-- start --
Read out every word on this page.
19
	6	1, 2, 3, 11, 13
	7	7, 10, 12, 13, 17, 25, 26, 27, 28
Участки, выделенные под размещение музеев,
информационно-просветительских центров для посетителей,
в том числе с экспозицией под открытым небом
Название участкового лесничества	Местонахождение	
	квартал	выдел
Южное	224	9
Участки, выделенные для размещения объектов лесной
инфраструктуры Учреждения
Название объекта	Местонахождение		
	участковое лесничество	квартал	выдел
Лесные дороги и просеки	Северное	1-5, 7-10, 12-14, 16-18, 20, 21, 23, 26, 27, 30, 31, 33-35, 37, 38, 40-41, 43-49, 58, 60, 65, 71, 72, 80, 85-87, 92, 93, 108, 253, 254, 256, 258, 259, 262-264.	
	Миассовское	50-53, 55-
-- end --
-- start --
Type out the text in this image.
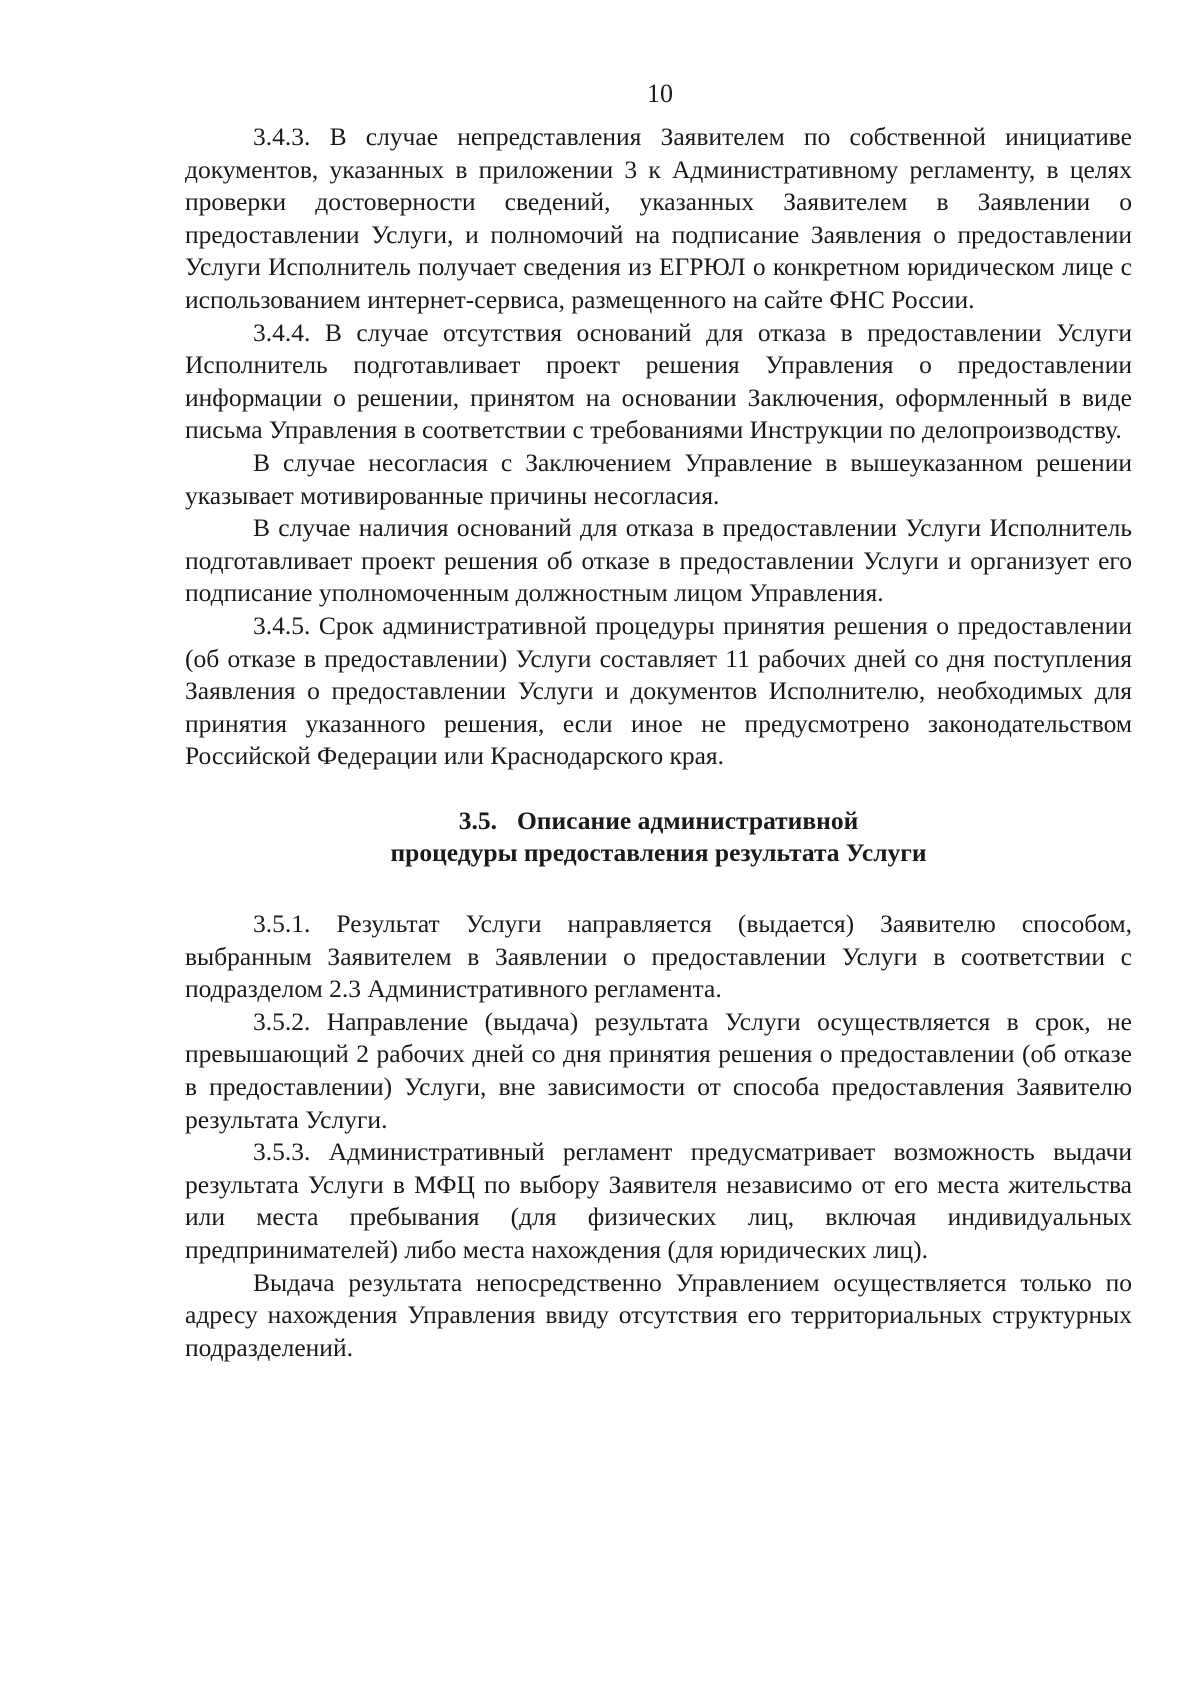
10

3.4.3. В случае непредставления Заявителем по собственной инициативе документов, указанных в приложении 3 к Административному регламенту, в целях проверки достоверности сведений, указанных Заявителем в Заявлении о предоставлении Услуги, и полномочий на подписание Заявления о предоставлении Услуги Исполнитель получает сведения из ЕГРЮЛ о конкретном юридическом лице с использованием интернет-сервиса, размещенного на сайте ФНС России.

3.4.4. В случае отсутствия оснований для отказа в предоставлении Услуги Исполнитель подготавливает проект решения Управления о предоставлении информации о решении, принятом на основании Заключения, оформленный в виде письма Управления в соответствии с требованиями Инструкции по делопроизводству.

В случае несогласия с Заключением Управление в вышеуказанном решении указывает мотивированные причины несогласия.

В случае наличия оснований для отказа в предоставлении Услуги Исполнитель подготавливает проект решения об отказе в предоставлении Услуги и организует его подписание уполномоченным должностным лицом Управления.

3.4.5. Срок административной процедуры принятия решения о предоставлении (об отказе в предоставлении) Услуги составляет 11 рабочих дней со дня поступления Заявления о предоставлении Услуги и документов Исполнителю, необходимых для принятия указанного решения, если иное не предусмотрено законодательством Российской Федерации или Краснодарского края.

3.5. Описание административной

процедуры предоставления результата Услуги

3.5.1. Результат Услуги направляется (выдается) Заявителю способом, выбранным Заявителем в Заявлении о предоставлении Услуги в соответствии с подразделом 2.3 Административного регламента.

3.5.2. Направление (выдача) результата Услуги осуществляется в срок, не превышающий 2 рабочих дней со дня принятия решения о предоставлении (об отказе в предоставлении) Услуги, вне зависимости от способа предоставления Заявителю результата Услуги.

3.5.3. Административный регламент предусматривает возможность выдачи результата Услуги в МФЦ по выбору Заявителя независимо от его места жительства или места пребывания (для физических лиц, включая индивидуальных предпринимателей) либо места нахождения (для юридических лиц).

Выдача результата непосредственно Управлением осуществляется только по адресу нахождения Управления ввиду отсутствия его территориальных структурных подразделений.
-- end --
-- start --
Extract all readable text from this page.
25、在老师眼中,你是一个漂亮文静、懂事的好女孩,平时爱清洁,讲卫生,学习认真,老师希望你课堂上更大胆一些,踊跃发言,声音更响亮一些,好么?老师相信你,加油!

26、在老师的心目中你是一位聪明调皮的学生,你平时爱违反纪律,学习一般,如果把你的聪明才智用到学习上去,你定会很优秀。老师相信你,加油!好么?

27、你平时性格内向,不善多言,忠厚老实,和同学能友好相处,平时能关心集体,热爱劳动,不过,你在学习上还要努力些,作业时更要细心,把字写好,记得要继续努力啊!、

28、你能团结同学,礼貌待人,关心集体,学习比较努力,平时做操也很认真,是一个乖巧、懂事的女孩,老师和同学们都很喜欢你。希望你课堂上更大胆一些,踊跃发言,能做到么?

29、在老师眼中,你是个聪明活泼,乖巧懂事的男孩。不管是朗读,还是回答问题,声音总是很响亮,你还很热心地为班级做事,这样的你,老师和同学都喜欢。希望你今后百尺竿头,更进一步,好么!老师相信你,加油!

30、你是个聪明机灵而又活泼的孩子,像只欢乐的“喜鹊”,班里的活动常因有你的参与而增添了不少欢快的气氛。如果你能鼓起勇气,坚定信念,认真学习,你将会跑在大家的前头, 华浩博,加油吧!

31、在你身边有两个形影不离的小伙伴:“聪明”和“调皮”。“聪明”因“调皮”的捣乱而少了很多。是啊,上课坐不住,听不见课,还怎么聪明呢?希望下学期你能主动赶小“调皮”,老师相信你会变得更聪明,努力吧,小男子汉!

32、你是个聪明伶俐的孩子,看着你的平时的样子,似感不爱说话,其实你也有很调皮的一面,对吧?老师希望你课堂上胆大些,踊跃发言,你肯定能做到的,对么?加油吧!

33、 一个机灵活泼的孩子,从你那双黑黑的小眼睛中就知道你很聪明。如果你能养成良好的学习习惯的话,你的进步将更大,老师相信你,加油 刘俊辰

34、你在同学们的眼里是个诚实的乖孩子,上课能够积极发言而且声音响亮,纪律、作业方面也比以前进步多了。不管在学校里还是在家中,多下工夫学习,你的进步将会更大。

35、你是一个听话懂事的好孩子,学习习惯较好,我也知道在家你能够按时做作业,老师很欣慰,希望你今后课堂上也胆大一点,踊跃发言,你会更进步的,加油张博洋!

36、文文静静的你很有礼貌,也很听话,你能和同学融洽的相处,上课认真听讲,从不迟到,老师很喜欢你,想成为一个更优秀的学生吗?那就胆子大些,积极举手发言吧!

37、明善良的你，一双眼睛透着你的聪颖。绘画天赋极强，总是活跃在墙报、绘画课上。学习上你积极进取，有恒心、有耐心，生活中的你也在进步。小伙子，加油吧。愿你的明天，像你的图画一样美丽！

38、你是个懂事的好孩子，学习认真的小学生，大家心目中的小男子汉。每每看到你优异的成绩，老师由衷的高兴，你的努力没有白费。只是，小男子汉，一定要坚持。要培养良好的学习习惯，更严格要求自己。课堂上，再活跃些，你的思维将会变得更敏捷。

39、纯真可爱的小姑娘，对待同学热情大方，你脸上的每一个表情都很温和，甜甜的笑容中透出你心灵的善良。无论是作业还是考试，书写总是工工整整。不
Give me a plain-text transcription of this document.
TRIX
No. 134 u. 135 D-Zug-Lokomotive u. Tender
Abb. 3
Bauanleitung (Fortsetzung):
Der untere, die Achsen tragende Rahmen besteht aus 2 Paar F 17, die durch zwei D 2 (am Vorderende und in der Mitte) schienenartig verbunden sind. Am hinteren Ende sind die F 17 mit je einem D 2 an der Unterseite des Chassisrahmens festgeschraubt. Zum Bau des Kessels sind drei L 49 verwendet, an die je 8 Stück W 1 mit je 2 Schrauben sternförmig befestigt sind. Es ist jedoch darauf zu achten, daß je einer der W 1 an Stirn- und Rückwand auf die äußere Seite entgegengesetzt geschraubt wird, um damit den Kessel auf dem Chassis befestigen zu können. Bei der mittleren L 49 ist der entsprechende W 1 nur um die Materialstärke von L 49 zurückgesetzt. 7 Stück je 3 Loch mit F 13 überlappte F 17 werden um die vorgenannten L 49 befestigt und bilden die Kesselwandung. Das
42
-- end --
§ **Goal**
Copy out every line holding the string "предоставления".

§ **Correct result**
процедуры предоставления результата Услуги
3.5.2. Направление (выдача) результата Услуги осуществляется в срок, не превышающий 2 рабочих дней со дня принятия решения о предоставлении (об отказе в предоставлении) Услуги, вне зависимости от способа предоставления Заявителю результата Услуги.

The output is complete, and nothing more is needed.